Stored items:
· · ·

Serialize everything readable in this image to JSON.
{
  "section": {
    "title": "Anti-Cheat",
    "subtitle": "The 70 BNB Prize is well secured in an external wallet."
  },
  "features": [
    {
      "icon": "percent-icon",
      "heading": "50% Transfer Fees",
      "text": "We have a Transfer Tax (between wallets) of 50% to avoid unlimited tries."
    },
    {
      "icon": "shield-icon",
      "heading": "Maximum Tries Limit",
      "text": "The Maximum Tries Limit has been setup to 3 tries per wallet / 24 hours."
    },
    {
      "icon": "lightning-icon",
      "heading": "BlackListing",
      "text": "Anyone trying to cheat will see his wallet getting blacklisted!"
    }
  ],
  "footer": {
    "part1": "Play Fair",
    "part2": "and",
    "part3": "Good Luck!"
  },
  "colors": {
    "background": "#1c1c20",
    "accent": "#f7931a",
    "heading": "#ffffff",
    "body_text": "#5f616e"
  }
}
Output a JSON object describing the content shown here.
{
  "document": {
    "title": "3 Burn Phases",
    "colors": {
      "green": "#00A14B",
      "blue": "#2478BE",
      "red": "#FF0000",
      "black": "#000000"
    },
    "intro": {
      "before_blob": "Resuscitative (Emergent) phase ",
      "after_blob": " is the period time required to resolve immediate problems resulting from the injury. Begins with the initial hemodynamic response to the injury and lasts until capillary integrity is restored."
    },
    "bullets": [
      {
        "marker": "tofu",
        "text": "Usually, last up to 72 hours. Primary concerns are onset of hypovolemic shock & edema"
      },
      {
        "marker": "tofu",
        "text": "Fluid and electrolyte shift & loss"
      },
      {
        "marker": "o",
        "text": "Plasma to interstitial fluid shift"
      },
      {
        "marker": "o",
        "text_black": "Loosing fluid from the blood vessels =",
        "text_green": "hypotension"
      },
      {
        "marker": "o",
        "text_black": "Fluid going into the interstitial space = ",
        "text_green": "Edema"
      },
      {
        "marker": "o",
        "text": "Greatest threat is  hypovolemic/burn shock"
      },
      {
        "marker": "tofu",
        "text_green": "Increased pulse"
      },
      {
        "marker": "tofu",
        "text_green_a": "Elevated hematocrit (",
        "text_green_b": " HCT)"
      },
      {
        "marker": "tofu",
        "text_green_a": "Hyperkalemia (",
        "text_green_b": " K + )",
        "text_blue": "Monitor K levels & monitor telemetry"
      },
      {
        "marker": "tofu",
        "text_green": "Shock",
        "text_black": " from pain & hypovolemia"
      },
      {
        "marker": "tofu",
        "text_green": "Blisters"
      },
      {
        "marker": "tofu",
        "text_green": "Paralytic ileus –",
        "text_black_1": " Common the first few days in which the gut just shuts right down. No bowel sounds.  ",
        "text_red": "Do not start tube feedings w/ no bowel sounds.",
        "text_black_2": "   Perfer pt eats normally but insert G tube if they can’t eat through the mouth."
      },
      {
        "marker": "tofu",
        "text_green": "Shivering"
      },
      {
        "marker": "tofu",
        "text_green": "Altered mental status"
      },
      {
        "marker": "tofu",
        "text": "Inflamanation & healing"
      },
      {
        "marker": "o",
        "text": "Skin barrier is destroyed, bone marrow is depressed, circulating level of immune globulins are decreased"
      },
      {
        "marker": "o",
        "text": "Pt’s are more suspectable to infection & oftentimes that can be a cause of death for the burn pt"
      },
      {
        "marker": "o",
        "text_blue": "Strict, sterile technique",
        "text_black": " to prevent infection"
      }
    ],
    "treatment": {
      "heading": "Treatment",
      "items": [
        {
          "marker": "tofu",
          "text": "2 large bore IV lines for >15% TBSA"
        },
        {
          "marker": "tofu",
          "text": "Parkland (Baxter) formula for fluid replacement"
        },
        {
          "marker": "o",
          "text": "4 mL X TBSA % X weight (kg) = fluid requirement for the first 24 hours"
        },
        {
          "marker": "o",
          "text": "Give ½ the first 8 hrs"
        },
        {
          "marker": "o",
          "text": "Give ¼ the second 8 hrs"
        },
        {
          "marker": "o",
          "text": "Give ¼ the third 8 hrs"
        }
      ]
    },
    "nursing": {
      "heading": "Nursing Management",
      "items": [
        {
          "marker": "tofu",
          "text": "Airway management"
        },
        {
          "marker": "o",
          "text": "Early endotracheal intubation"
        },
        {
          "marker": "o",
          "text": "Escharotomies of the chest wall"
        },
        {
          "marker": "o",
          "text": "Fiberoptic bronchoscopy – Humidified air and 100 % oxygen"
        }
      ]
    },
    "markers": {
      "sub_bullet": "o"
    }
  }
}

· · ·

**BRIEF:** Say how many lines in the entries contain the string "interstitial", and say nothing else.

**WRITTEN ANSWER:** 2